[SOURCE DATA]
§ §

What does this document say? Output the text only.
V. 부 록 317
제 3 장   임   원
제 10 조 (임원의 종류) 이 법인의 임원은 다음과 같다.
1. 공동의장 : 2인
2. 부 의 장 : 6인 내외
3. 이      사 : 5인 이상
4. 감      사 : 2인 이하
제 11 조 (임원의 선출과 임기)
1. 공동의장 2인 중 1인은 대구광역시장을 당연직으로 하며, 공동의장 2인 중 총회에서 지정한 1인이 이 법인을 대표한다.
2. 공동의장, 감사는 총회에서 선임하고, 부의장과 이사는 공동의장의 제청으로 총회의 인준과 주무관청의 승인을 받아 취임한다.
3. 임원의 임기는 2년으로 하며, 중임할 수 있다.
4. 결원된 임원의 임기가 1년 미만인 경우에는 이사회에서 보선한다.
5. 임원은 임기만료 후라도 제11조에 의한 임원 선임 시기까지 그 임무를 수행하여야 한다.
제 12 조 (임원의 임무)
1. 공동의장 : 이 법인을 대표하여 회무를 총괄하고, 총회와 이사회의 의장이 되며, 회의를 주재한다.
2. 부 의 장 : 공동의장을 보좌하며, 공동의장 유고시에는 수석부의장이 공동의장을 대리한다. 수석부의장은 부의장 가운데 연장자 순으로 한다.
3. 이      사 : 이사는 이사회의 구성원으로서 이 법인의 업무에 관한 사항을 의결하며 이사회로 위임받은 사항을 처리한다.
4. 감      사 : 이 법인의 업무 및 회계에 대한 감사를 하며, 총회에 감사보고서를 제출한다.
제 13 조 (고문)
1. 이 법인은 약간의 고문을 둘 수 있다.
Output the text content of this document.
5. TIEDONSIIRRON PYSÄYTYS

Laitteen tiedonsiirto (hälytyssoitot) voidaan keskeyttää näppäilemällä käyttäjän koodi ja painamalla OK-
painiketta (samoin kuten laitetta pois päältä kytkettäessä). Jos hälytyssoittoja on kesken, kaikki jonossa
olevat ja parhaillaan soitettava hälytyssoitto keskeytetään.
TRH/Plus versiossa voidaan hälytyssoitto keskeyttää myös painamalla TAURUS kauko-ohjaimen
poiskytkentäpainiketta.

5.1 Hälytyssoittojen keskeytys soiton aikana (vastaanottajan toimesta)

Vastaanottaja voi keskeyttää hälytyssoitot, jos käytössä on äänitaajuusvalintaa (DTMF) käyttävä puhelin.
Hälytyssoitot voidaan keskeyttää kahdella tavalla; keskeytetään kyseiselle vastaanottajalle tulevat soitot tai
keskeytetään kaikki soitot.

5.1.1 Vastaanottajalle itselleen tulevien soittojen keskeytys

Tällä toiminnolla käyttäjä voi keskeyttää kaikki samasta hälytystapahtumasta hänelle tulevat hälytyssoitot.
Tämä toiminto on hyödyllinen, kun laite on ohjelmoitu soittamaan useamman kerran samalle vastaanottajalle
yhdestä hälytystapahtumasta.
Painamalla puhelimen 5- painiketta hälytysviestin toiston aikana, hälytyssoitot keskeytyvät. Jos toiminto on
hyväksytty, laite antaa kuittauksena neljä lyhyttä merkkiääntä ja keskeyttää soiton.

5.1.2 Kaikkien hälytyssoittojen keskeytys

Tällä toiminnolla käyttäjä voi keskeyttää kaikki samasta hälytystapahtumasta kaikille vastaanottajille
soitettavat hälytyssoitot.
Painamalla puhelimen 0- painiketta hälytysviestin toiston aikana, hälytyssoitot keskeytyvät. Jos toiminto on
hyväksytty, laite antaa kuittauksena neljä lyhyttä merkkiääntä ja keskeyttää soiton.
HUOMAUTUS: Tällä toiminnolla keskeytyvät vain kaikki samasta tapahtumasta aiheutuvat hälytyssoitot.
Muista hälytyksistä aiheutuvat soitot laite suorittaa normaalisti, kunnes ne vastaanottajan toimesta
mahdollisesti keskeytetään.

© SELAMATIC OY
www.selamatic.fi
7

§ §

All of the material above needs to be copied exactly.

[SOLUTION TO THIS EXERCISE]
What does this document say? Output the text only.
V. 부 록 317
제 3 장   임   원
제 10 조 (임원의 종류) 이 법인의 임원은 다음과 같다.
1. 공동의장 : 2인
2. 부 의 장 : 6인 내외
3. 이      사 : 5인 이상
4. 감      사 : 2인 이하
제 11 조 (임원의 선출과 임기)
1. 공동의장 2인 중 1인은 대구광역시장을 당연직으로 하며, 공동의장 2인 중 총회에서 지정한 1인이 이 법인을 대표한다.
2. 공동의장, 감사는 총회에서 선임하고, 부의장과 이사는 공동의장의 제청으로 총회의 인준과 주무관청의 승인을 받아 취임한다.
3. 임원의 임기는 2년으로 하며, 중임할 수 있다.
4. 결원된 임원의 임기가 1년 미만인 경우에는 이사회에서 보선한다.
5. 임원은 임기만료 후라도 제11조에 의한 임원 선임 시기까지 그 임무를 수행하여야 한다.
제 12 조 (임원의 임무)
1. 공동의장 : 이 법인을 대표하여 회무를 총괄하고, 총회와 이사회의 의장이 되며, 회의를 주재한다.
2. 부 의 장 : 공동의장을 보좌하며, 공동의장 유고시에는 수석부의장이 공동의장을 대리한다. 수석부의장은 부의장 가운데 연장자 순으로 한다.
3. 이      사 : 이사는 이사회의 구성원으로서 이 법인의 업무에 관한 사항을 의결하며 이사회로 위임받은 사항을 처리한다.
4. 감      사 : 이 법인의 업무 및 회계에 대한 감사를 하며, 총회에 감사보고서를 제출한다.
제 13 조 (고문)
1. 이 법인은 약간의 고문을 둘 수 있다.
Output the text content of this document.
5. TIEDONSIIRRON PYSÄYTYS

Laitteen tiedonsiirto (hälytyssoitot) voidaan keskeyttää näppäilemällä käyttäjän koodi ja painamalla OK-
painiketta (samoin kuten laitetta pois päältä kytkettäessä). Jos hälytyssoittoja on kesken, kaikki jonossa
olevat ja parhaillaan soitettava hälytyssoitto keskeytetään.
TRH/Plus versiossa voidaan hälytyssoitto keskeyttää myös painamalla TAURUS kauko-ohjaimen
poiskytkentäpainiketta.

5.1 Hälytyssoittojen keskeytys soiton aikana (vastaanottajan toimesta)

Vastaanottaja voi keskeyttää hälytyssoitot, jos käytössä on äänitaajuusvalintaa (DTMF) käyttävä puhelin.
Hälytyssoitot voidaan keskeyttää kahdella tavalla; keskeytetään kyseiselle vastaanottajalle tulevat soitot tai
keskeytetään kaikki soitot.

5.1.1 Vastaanottajalle itselleen tulevien soittojen keskeytys

Tällä toiminnolla käyttäjä voi keskeyttää kaikki samasta hälytystapahtumasta hänelle tulevat hälytyssoitot.
Tämä toiminto on hyödyllinen, kun laite on ohjelmoitu soittamaan useamman kerran samalle vastaanottajalle
yhdestä hälytystapahtumasta.
Painamalla puhelimen 5- painiketta hälytysviestin toiston aikana, hälytyssoitot keskeytyvät. Jos toiminto on
hyväksytty, laite antaa kuittauksena neljä lyhyttä merkkiääntä ja keskeyttää soiton.

5.1.2 Kaikkien hälytyssoittojen keskeytys

Tällä toiminnolla käyttäjä voi keskeyttää kaikki samasta hälytystapahtumasta kaikille vastaanottajille
soitettavat hälytyssoitot.
Painamalla puhelimen 0- painiketta hälytysviestin toiston aikana, hälytyssoitot keskeytyvät. Jos toiminto on
hyväksytty, laite antaa kuittauksena neljä lyhyttä merkkiääntä ja keskeyttää soiton.
HUOMAUTUS: Tällä toiminnolla keskeytyvät vain kaikki samasta tapahtumasta aiheutuvat hälytyssoitot.
Muista hälytyksistä aiheutuvat soitot laite suorittaa normaalisti, kunnes ne vastaanottajan toimesta
mahdollisesti keskeytetään.

© SELAMATIC OY
www.selamatic.fi
7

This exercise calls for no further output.